> _WHAT IS REQUIRED_: Write the next part of the profile of Nancy Lancaster, starting after its last sentence.

SOURCE DOCUMENT below:

Nancy Lancaster (1897-1994)

Nancy Keene (Perkins) Field, Tree, Lancaster; Interior Designer of Colefax & Fowler

Associated Houses

Mirador

Greenwood

She was born at Mirador, her maternal grandfather's mansion that she eventually inherited and transformed into a beautiful example of the best taste in Gilded Age country house interior design. She was named for her aunt, the hugely influential Nancy Astor who was the first woman to sit in the British House of Commons. In 1944, she purchased the English fabric designers Colefax & Fowler that became known for making the English country-house look fashionable. She become an arbiter of taste and style. She created a list of 7-design rules for interior decoration, first and foremost being that a house should never look as if its been "decorated". She was greatly inspired by many of the old Virginian plantation homes, notably the Westover Plantation: "When I was a child, Virginian houses were still occupied by the descendants of the people who built them in the 18th century. Many of them were ramshackle and their gardens were completely overgrown; that was their beauty, that was their charm. They had once been very grand, but the war and agricultural depression changed all that. Things were shabby, not shabby from poverty, shabby from use... You get the same sense in some English houses... It was the most romantic thing in the world to me."

End of SOURCE DOCUMENT.
SUPPLIED RECORDS below:

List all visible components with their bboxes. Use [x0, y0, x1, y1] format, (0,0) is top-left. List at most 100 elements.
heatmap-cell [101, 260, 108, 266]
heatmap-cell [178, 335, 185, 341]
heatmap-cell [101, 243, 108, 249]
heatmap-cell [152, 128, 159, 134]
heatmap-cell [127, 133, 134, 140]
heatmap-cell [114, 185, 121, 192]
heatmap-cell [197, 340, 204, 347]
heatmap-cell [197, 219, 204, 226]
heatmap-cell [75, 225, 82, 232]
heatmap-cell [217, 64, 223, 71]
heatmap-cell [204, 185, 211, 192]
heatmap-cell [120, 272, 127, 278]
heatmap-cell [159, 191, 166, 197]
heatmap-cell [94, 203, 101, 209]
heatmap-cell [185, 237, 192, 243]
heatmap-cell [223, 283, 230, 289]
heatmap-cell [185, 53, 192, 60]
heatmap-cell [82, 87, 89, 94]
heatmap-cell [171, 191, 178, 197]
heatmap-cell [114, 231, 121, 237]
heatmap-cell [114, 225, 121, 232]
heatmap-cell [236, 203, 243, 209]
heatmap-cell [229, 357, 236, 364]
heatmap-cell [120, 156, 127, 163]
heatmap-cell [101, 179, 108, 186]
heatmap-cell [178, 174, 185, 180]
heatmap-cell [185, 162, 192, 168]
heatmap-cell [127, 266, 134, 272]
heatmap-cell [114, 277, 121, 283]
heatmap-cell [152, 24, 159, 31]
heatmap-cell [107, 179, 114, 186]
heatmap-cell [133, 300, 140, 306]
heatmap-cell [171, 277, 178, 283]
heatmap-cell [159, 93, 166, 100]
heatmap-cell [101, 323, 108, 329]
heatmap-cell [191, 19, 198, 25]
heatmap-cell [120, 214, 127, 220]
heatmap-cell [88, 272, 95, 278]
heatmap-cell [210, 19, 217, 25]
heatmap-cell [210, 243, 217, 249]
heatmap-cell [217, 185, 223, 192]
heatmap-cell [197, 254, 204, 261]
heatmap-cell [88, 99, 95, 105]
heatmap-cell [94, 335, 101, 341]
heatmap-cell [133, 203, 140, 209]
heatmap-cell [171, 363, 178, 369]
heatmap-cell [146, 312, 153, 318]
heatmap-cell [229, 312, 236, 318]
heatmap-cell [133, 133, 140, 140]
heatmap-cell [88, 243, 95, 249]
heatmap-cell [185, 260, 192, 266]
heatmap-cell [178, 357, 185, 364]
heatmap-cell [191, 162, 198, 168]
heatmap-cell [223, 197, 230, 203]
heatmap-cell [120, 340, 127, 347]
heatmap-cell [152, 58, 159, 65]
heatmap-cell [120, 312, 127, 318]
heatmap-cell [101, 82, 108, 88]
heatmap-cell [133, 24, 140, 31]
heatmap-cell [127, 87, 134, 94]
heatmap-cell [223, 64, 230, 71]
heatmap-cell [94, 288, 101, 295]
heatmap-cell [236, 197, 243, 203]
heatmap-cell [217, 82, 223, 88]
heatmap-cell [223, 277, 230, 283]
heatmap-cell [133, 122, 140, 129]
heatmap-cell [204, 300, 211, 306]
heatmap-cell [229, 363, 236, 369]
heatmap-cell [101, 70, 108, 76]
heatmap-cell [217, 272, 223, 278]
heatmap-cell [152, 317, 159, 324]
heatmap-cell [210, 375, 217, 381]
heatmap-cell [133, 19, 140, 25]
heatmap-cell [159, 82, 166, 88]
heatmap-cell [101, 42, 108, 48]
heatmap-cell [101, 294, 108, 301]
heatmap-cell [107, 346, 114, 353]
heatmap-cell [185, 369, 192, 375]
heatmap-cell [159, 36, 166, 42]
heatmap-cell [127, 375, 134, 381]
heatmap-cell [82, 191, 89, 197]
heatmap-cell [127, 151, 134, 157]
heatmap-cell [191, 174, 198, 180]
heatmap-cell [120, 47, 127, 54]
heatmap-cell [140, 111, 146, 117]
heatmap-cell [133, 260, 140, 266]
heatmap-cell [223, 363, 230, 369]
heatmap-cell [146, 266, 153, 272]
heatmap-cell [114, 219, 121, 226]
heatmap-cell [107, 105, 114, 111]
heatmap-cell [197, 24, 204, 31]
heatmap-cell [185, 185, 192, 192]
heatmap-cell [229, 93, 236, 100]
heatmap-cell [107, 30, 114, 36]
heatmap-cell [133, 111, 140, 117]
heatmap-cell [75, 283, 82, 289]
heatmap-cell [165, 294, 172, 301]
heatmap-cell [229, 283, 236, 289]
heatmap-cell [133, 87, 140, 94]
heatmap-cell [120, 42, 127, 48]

End of SUPPLIED RECORDS.

> _ANSWER TO THIS PROBLEM_:
In 1917, she married her first husband, Henry Field, a grandson of Chicago's infamous department store owner Marshall Field, but he died in the same year they were married. In 1920, she married her first husband's English first cousin, Ronnie Tree M.P., another grandson of Marshall Field. They were the parents of three sons but divorced in 1947. In the following year, she married another Englishman, Col. Claude Granville Lancaster M.P., from whom she and Ronnie had rented Kelmarsh Hall, Leicestershire.
Contributed by Mark Meredith on 14/04/2019 and last updated on 24/02/2023.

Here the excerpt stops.